--- Start of Given data ---

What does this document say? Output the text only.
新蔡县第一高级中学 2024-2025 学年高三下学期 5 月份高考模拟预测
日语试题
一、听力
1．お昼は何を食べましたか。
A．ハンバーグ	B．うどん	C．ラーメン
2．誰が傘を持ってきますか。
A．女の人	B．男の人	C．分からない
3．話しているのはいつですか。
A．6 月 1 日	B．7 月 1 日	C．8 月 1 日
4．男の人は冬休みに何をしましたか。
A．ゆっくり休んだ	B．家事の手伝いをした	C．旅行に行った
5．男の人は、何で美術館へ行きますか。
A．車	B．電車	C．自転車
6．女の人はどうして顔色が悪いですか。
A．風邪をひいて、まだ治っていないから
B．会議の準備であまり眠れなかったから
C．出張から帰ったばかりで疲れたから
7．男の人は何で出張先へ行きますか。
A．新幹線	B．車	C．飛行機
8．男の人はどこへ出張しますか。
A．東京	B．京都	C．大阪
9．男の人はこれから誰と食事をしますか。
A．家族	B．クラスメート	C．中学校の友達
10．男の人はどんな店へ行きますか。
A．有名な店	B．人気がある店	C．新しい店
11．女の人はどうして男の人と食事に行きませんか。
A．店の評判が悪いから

--- End of Given data ---
--- Start of Given data ---

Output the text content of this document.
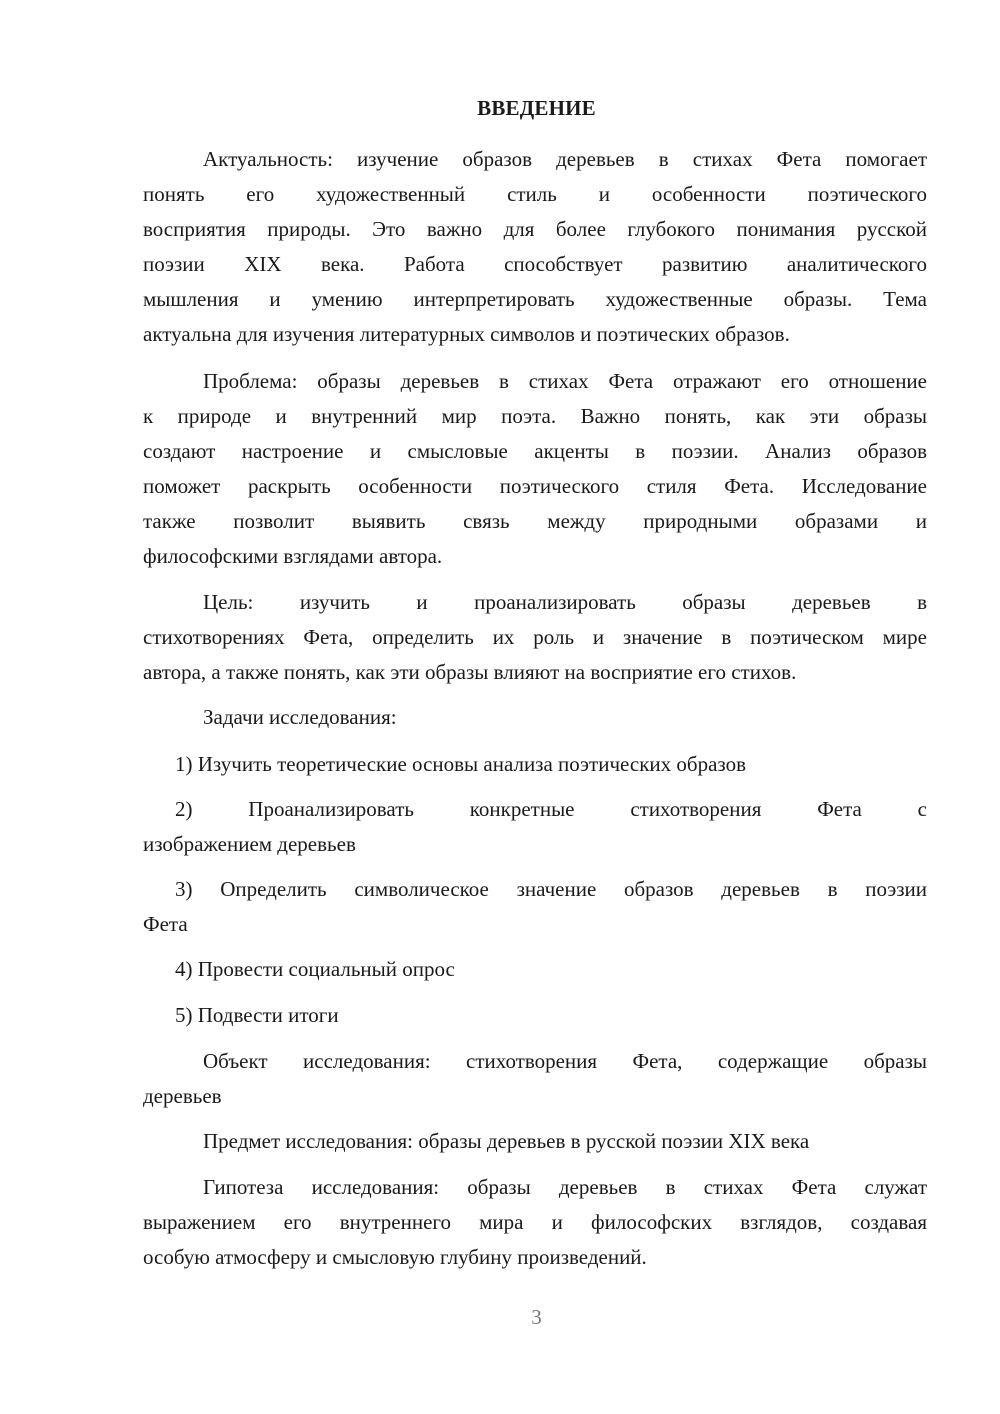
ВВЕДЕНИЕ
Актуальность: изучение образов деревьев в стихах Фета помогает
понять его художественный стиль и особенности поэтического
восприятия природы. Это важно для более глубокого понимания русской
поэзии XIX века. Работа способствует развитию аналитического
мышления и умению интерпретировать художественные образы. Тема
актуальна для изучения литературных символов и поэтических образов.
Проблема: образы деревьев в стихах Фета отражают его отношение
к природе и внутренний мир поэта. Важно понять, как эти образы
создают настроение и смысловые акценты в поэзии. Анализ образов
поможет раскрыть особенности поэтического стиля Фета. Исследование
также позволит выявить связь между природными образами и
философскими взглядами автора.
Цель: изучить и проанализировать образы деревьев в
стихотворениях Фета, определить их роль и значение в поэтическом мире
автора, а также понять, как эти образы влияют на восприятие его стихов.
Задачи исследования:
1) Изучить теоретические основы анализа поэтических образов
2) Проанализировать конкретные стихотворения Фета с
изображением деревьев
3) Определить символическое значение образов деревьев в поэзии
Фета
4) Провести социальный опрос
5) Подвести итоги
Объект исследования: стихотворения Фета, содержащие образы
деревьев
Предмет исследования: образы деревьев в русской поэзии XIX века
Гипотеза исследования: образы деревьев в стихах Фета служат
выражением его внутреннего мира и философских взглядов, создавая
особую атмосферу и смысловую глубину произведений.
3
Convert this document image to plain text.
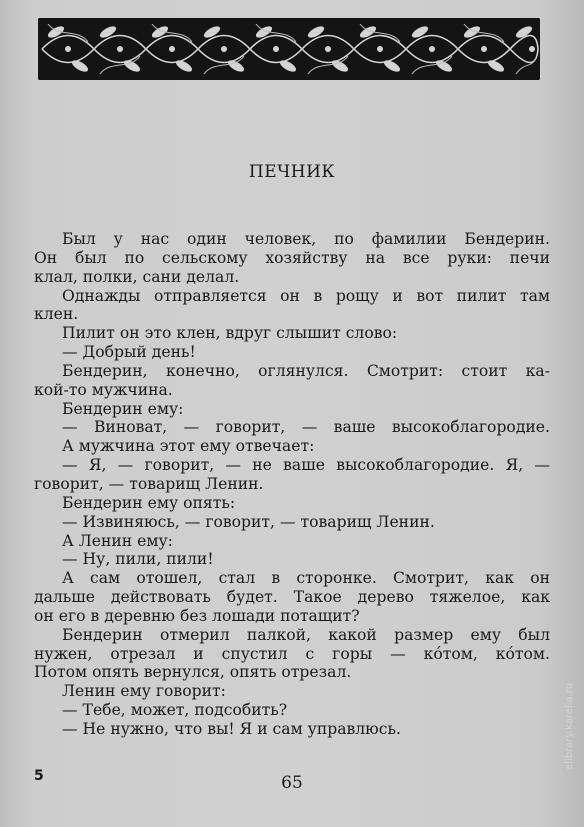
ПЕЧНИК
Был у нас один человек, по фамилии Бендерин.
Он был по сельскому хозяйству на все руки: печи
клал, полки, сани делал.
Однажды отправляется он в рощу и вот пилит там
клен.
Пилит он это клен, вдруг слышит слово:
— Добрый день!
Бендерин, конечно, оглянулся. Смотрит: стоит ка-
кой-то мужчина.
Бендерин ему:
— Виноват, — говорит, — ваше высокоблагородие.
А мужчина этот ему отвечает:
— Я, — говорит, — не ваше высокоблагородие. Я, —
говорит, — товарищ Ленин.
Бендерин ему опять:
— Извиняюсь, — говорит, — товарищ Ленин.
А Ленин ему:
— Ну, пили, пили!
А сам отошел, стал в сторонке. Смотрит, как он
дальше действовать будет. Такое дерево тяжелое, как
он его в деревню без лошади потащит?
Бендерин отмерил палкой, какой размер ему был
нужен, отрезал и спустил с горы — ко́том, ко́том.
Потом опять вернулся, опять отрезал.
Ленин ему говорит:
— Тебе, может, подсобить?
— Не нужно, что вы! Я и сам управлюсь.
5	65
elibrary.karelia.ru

--- End of Given data ---

■ Objective ■
Where a line holds the string "исследования", copy that line.

■ Completed exercise ■
Задачи исследования:
Объект исследования: стихотворения Фета, содержащие образы
Предмет исследования: образы деревьев в русской поэзии XIX века
Гипотеза исследования: образы деревьев в стихах Фета служат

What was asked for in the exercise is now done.